Reproduce every line of each entry below exactly, with no changes.

** Begin Material for this task **

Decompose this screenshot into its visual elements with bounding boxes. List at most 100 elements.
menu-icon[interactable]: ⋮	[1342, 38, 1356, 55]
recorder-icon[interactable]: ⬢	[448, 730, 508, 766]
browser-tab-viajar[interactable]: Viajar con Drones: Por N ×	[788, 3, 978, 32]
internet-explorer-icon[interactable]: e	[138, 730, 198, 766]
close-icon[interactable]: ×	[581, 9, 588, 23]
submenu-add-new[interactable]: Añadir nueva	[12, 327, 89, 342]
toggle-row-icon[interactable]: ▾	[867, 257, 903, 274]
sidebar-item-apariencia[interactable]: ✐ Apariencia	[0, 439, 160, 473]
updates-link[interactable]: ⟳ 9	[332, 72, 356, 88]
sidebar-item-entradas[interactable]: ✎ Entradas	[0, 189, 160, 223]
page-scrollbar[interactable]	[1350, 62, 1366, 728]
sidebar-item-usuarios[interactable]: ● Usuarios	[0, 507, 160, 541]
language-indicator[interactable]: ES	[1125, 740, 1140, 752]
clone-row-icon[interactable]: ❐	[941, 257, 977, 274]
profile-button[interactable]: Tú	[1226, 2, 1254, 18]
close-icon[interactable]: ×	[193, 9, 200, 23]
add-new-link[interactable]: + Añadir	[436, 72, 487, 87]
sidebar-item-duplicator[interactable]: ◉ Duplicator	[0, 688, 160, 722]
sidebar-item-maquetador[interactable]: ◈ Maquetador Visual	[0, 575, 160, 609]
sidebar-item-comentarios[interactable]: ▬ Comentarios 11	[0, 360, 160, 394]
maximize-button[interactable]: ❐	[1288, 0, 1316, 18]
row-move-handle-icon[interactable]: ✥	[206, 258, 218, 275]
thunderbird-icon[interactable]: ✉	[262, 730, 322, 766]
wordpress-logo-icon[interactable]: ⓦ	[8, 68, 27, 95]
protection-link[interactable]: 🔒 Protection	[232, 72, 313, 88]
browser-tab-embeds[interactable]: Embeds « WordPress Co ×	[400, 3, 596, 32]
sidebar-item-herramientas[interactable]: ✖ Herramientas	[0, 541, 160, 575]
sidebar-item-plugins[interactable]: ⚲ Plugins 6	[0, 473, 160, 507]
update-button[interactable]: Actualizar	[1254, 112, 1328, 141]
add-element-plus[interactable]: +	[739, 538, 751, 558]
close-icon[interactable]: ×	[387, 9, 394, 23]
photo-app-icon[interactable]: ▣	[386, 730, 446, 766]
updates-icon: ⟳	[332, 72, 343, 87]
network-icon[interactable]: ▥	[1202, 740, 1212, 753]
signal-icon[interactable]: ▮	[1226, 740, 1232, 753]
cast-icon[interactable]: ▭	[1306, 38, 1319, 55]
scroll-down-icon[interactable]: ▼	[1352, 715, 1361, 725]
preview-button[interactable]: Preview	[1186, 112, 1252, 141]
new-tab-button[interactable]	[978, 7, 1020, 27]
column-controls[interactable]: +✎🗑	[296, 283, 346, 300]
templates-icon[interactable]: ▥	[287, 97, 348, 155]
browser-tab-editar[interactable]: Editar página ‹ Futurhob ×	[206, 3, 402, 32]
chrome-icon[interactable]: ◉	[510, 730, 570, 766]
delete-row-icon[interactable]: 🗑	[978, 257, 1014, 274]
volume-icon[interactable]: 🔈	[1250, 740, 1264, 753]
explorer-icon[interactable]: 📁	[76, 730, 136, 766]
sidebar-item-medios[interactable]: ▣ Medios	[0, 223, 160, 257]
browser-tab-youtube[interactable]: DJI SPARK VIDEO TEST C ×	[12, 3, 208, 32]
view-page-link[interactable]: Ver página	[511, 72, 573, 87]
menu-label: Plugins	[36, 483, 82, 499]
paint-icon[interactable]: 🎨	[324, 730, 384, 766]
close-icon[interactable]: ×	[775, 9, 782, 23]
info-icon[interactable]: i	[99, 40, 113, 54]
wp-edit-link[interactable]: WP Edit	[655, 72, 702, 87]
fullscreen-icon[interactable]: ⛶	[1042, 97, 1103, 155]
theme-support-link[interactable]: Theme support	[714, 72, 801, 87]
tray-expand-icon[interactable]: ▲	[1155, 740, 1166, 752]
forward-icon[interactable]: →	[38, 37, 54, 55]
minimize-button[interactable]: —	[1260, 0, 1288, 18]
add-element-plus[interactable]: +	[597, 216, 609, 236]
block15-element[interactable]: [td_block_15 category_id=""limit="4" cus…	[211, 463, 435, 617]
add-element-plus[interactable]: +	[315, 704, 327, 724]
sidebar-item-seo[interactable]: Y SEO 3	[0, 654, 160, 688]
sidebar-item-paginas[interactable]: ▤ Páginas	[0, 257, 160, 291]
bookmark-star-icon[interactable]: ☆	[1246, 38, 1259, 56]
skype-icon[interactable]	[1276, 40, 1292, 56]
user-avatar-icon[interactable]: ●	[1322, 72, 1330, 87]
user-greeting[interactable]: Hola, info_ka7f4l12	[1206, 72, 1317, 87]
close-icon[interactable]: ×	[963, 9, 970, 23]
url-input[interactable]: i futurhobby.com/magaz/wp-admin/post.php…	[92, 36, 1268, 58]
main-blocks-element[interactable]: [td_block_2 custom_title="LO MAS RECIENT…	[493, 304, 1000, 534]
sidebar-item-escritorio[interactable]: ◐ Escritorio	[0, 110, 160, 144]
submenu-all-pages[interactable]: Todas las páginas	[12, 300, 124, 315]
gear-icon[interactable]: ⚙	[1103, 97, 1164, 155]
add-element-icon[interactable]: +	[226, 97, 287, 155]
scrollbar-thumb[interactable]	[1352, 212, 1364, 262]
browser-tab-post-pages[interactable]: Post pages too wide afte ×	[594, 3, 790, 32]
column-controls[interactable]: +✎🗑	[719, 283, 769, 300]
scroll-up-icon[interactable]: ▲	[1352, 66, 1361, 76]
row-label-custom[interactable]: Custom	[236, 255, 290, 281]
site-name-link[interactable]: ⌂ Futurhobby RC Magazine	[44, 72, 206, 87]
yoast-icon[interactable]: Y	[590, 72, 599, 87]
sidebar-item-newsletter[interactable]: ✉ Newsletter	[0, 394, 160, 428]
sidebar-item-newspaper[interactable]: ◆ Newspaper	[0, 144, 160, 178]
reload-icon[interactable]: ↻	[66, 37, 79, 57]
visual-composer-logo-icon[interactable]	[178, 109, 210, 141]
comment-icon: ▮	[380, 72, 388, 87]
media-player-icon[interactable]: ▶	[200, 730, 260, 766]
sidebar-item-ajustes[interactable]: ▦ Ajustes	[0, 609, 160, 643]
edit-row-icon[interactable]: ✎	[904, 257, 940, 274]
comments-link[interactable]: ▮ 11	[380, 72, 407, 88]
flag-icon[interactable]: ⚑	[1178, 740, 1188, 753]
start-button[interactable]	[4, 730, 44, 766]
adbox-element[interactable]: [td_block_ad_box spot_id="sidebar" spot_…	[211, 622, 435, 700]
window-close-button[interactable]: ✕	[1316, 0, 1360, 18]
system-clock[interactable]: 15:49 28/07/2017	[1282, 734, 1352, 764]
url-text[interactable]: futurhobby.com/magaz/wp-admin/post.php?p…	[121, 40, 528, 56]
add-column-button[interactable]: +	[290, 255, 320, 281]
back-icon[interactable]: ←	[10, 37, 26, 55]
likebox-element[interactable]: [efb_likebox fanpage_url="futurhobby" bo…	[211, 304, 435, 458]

** End Material for this task **

**Output below**
Decompose this screenshot into its visual elements with bounding boxes. List at most 100 elements.
menu-icon[interactable]: ⋮	[1342, 38, 1356, 55]
recorder-icon[interactable]: ⬢	[448, 730, 508, 766]
browser-tab-viajar[interactable]: Viajar con Drones: Por N ×	[788, 3, 978, 32]
internet-explorer-icon[interactable]: e	[138, 730, 198, 766]
close-icon[interactable]: ×	[581, 9, 588, 23]
submenu-add-new[interactable]: Añadir nueva	[12, 327, 89, 342]
toggle-row-icon[interactable]: ▾	[867, 257, 903, 274]
sidebar-item-apariencia[interactable]: ✐ Apariencia	[0, 439, 160, 473]
updates-link[interactable]: ⟳ 9	[332, 72, 356, 88]
sidebar-item-entradas[interactable]: ✎ Entradas	[0, 189, 160, 223]
page-scrollbar[interactable]	[1350, 62, 1366, 728]
sidebar-item-usuarios[interactable]: ● Usuarios	[0, 507, 160, 541]
language-indicator[interactable]: ES	[1125, 740, 1140, 752]
clone-row-icon[interactable]: ❐	[941, 257, 977, 274]
profile-button[interactable]: Tú	[1226, 2, 1254, 18]
close-icon[interactable]: ×	[193, 9, 200, 23]
add-new-link[interactable]: + Añadir	[436, 72, 487, 87]
sidebar-item-duplicator[interactable]: ◉ Duplicator	[0, 688, 160, 722]
sidebar-item-maquetador[interactable]: ◈ Maquetador Visual	[0, 575, 160, 609]
sidebar-item-comentarios[interactable]: ▬ Comentarios 11	[0, 360, 160, 394]
maximize-button[interactable]: ❐	[1288, 0, 1316, 18]
row-move-handle-icon[interactable]: ✥	[206, 258, 218, 275]
thunderbird-icon[interactable]: ✉	[262, 730, 322, 766]
wordpress-logo-icon[interactable]: ⓦ	[8, 68, 27, 95]
protection-link[interactable]: 🔒 Protection	[232, 72, 313, 88]
browser-tab-embeds[interactable]: Embeds « WordPress Co ×	[400, 3, 596, 32]
sidebar-item-herramientas[interactable]: ✖ Herramientas	[0, 541, 160, 575]
sidebar-item-plugins[interactable]: ⚲ Plugins 6	[0, 473, 160, 507]
update-button[interactable]: Actualizar	[1254, 112, 1328, 141]
add-element-plus[interactable]: +	[739, 538, 751, 558]
close-icon[interactable]: ×	[387, 9, 394, 23]
photo-app-icon[interactable]: ▣	[386, 730, 446, 766]
updates-icon: ⟳	[332, 72, 343, 87]
network-icon[interactable]: ▥	[1202, 740, 1212, 753]
signal-icon[interactable]: ▮	[1226, 740, 1232, 753]
cast-icon[interactable]: ▭	[1306, 38, 1319, 55]
scroll-down-icon[interactable]: ▼	[1352, 715, 1361, 725]
preview-button[interactable]: Preview	[1186, 112, 1252, 141]
new-tab-button[interactable]	[978, 7, 1020, 27]
column-controls[interactable]: +✎🗑	[296, 283, 346, 300]
templates-icon[interactable]: ▥	[287, 97, 348, 155]
browser-tab-editar[interactable]: Editar página ‹ Futurhob ×	[206, 3, 402, 32]
chrome-icon[interactable]: ◉	[510, 730, 570, 766]
delete-row-icon[interactable]: 🗑	[978, 257, 1014, 274]
volume-icon[interactable]: 🔈	[1250, 740, 1264, 753]
explorer-icon[interactable]: 📁	[76, 730, 136, 766]
sidebar-item-medios[interactable]: ▣ Medios	[0, 223, 160, 257]
browser-tab-youtube[interactable]: DJI SPARK VIDEO TEST C ×	[12, 3, 208, 32]
view-page-link[interactable]: Ver página	[511, 72, 573, 87]
menu-label: Plugins	[36, 483, 82, 499]
paint-icon[interactable]: 🎨	[324, 730, 384, 766]
close-icon[interactable]: ×	[775, 9, 782, 23]
info-icon[interactable]: i	[99, 40, 113, 54]
wp-edit-link[interactable]: WP Edit	[655, 72, 702, 87]
fullscreen-icon[interactable]: ⛶	[1042, 97, 1103, 155]
theme-support-link[interactable]: Theme support	[714, 72, 801, 87]
tray-expand-icon[interactable]: ▲	[1155, 740, 1166, 752]
forward-icon[interactable]: →	[38, 37, 54, 55]
minimize-button[interactable]: —	[1260, 0, 1288, 18]
add-element-plus[interactable]: +	[597, 216, 609, 236]
block15-element[interactable]: [td_block_15 category_id=""limit="4" cus…	[211, 463, 435, 617]
add-element-plus[interactable]: +	[315, 704, 327, 724]
sidebar-item-seo[interactable]: Y SEO 3	[0, 654, 160, 688]
sidebar-item-paginas[interactable]: ▤ Páginas	[0, 257, 160, 291]
bookmark-star-icon[interactable]: ☆	[1246, 38, 1259, 56]
skype-icon[interactable]	[1276, 40, 1292, 56]
user-avatar-icon[interactable]: ●	[1322, 72, 1330, 87]
user-greeting[interactable]: Hola, info_ka7f4l12	[1206, 72, 1317, 87]
close-icon[interactable]: ×	[963, 9, 970, 23]
url-input[interactable]: i futurhobby.com/magaz/wp-admin/post.php…	[92, 36, 1268, 58]
main-blocks-element[interactable]: [td_block_2 custom_title="LO MAS RECIENT…	[493, 304, 1000, 534]
sidebar-item-escritorio[interactable]: ◐ Escritorio	[0, 110, 160, 144]
submenu-all-pages[interactable]: Todas las páginas	[12, 300, 124, 315]
gear-icon[interactable]: ⚙	[1103, 97, 1164, 155]
add-element-icon[interactable]: +	[226, 97, 287, 155]
scrollbar-thumb[interactable]	[1352, 212, 1364, 262]
browser-tab-post-pages[interactable]: Post pages too wide afte ×	[594, 3, 790, 32]
column-controls[interactable]: +✎🗑	[719, 283, 769, 300]
scroll-up-icon[interactable]: ▲	[1352, 66, 1361, 76]
row-label-custom[interactable]: Custom	[236, 255, 290, 281]
site-name-link[interactable]: ⌂ Futurhobby RC Magazine	[44, 72, 206, 87]
yoast-icon[interactable]: Y	[590, 72, 599, 87]
sidebar-item-newsletter[interactable]: ✉ Newsletter	[0, 394, 160, 428]
sidebar-item-newspaper[interactable]: ◆ Newspaper	[0, 144, 160, 178]
reload-icon[interactable]: ↻	[66, 37, 79, 57]
visual-composer-logo-icon[interactable]	[178, 109, 210, 141]
comment-icon: ▮	[380, 72, 388, 87]
media-player-icon[interactable]: ▶	[200, 730, 260, 766]
sidebar-item-ajustes[interactable]: ▦ Ajustes	[0, 609, 160, 643]
edit-row-icon[interactable]: ✎	[904, 257, 940, 274]
comments-link[interactable]: ▮ 11	[380, 72, 407, 88]
flag-icon[interactable]: ⚑	[1178, 740, 1188, 753]
start-button[interactable]	[4, 730, 44, 766]
adbox-element[interactable]: [td_block_ad_box spot_id="sidebar" spot_…	[211, 622, 435, 700]
window-close-button[interactable]: ✕	[1316, 0, 1360, 18]
system-clock[interactable]: 15:49 28/07/2017	[1282, 734, 1352, 764]
url-text[interactable]: futurhobby.com/magaz/wp-admin/post.php?p…	[121, 40, 528, 56]
add-column-button[interactable]: +	[290, 255, 320, 281]
back-icon[interactable]: ←	[10, 37, 26, 55]
likebox-element[interactable]: [efb_likebox fanpage_url="futurhobby" bo…	[211, 304, 435, 458]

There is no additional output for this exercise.